Go through the data below and gather each line containing "量筒中剩余水的体积为".

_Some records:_
=-=-=-=-=

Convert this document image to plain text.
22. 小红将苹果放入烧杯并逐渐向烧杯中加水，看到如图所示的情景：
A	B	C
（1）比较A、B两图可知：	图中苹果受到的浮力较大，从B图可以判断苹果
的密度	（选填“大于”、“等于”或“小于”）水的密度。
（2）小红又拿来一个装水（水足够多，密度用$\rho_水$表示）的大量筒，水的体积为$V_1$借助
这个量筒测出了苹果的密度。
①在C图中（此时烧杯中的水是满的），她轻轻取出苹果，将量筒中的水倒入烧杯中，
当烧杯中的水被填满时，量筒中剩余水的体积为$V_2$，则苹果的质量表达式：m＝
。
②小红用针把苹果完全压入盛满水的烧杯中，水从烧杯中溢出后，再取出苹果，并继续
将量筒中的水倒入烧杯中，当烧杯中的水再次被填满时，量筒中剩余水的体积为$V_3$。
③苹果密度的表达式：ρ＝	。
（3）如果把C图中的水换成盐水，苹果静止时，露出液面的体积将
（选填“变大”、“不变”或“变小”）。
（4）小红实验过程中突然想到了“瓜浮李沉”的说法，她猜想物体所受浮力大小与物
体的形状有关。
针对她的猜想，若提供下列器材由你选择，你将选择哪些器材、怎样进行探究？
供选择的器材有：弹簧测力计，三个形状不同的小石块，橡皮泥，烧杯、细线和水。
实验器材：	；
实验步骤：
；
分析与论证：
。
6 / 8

=-=-=-=-=

_Response to this exercise:_
当烧杯中的水被填满时，量筒中剩余水的体积为$V_2$，则苹果的质量表达式：m＝
将量筒中的水倒入烧杯中，当烧杯中的水再次被填满时，量筒中剩余水的体积为$V_3$。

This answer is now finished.